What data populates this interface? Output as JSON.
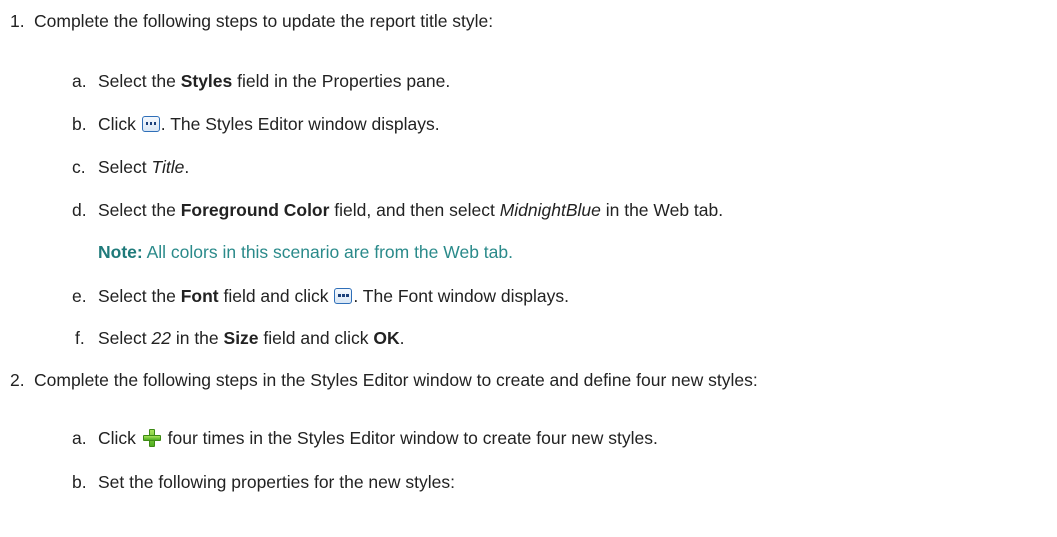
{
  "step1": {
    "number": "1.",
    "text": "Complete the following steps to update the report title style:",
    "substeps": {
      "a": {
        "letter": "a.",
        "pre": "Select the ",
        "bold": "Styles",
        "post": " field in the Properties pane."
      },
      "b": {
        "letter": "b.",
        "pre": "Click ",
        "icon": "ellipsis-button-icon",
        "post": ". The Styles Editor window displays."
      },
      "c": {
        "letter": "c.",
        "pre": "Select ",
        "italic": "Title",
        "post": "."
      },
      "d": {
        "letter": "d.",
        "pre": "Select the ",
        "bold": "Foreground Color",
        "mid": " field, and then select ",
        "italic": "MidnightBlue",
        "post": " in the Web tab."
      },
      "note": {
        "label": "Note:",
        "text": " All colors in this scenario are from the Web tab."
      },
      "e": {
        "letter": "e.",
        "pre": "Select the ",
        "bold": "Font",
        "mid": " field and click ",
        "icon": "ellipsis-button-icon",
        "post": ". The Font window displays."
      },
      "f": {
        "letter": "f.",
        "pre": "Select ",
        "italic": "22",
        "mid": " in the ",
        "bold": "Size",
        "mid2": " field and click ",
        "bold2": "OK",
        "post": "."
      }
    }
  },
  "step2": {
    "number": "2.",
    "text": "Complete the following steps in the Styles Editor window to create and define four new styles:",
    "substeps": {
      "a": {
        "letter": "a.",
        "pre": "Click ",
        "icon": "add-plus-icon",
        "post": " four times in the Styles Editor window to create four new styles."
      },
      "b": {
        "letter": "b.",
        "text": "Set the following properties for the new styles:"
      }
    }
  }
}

* * *

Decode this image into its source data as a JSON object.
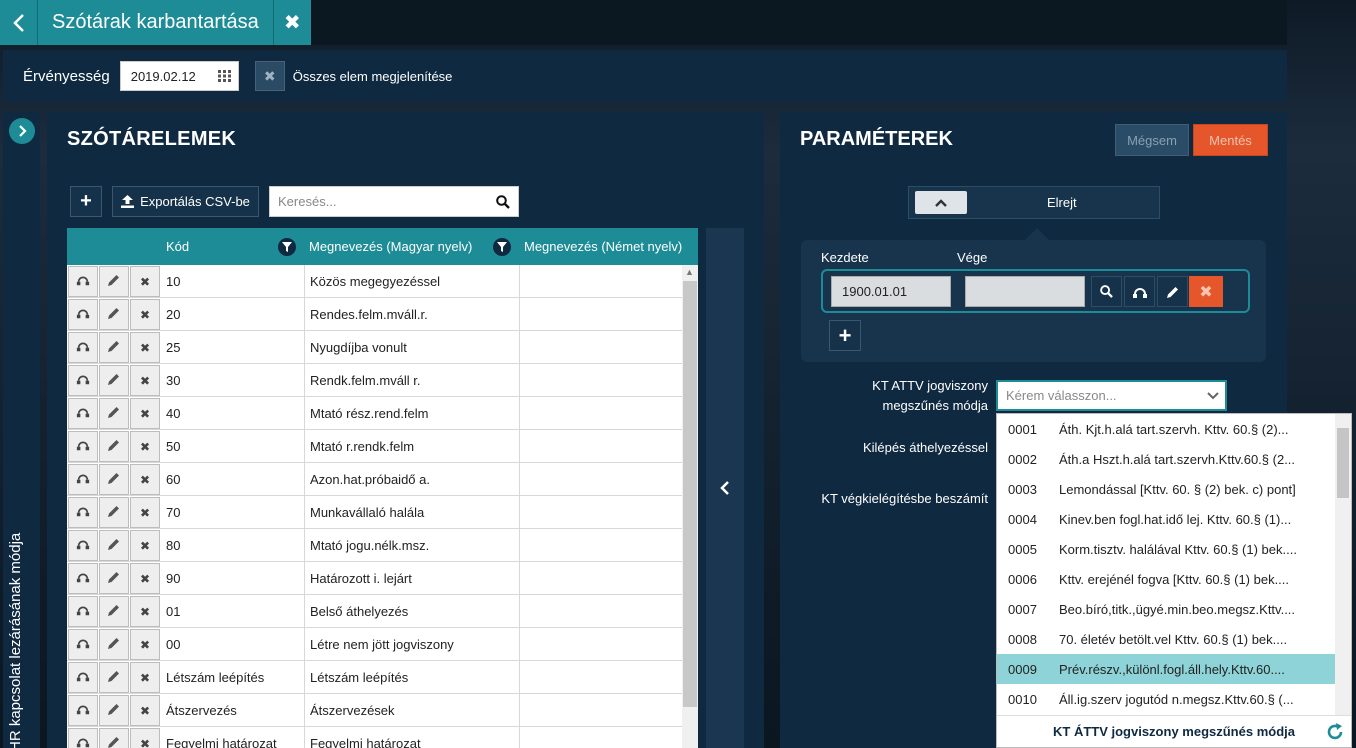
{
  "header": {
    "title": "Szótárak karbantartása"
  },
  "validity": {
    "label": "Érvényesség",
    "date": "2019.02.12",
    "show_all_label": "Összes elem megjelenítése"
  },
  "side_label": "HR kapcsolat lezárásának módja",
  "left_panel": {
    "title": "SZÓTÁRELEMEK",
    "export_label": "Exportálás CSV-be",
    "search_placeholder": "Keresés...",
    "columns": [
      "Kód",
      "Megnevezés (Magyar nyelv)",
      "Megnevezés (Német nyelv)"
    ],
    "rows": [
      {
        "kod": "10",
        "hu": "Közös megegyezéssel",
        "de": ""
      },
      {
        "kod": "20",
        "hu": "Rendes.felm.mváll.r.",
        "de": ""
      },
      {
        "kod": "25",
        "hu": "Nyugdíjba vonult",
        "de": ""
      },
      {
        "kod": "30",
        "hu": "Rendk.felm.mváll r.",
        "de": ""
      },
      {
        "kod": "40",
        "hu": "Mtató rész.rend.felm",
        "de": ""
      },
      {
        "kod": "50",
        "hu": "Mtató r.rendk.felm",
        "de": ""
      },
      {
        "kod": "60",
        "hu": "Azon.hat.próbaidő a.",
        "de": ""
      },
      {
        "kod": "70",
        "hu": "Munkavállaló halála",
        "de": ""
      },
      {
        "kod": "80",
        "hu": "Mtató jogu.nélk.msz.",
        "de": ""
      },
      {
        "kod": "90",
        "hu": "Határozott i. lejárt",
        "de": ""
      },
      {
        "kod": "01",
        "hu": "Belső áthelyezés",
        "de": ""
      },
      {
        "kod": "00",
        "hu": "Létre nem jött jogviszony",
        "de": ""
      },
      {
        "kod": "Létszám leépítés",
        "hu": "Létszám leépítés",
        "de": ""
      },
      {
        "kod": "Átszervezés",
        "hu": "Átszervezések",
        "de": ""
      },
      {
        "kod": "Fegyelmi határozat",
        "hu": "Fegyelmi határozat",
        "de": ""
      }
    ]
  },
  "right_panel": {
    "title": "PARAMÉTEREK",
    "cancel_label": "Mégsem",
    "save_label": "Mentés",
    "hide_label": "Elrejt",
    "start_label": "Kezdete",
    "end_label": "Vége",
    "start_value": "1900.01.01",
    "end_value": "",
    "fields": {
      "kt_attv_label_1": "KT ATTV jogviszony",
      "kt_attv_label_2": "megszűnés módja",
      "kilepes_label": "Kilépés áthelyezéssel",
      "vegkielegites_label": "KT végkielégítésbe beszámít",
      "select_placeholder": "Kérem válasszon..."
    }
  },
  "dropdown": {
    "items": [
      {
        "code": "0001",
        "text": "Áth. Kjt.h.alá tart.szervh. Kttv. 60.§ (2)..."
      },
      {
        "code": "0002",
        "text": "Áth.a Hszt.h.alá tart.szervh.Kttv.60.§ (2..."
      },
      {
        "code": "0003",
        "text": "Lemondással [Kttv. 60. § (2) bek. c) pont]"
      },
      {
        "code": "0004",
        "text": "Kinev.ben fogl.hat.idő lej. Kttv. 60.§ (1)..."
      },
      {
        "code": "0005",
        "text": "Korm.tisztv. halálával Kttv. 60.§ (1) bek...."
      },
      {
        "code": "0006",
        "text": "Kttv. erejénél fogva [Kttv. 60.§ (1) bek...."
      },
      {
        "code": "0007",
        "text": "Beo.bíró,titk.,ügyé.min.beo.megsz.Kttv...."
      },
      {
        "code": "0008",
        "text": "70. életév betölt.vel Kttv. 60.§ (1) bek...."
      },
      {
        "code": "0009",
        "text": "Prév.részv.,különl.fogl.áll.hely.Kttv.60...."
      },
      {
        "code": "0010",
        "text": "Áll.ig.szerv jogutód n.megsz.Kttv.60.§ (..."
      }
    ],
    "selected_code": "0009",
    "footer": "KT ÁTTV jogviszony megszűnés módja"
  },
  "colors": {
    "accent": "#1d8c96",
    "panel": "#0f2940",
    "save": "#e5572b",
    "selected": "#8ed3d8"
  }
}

...

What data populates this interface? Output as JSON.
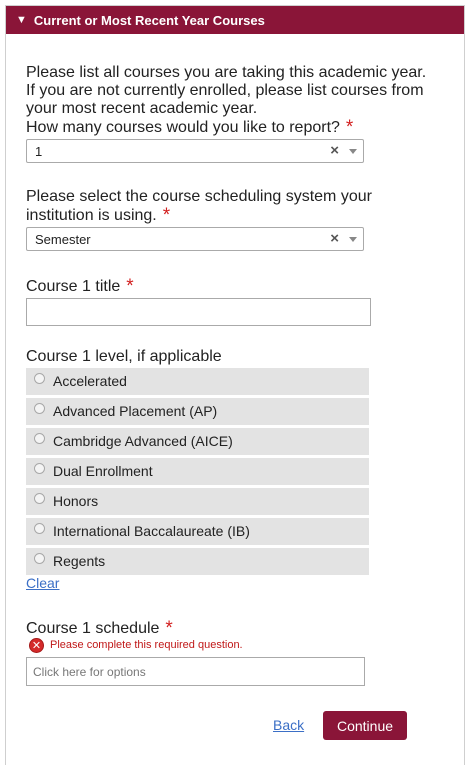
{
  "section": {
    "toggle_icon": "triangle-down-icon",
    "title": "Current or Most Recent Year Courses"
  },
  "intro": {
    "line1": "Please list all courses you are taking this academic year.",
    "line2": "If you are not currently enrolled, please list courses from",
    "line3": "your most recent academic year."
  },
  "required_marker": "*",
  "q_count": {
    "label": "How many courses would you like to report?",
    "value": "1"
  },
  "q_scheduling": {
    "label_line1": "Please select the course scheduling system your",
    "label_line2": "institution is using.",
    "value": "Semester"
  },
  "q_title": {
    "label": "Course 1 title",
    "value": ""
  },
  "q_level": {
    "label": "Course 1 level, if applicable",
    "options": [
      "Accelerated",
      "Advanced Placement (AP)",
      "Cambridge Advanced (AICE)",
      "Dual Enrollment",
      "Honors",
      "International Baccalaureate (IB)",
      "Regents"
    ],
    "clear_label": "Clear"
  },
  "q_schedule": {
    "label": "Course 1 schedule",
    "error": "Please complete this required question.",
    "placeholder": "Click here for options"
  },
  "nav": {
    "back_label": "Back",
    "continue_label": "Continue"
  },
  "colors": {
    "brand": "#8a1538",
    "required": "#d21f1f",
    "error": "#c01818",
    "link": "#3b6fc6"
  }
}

--- What the task requires ---
From the records above, pull out every line containing the word "megszűnés".

--- Answer for the task ---
      "kt_attv_label_2": "megszűnés módja",
    "footer": "KT ÁTTV jogviszony megszűnés módja"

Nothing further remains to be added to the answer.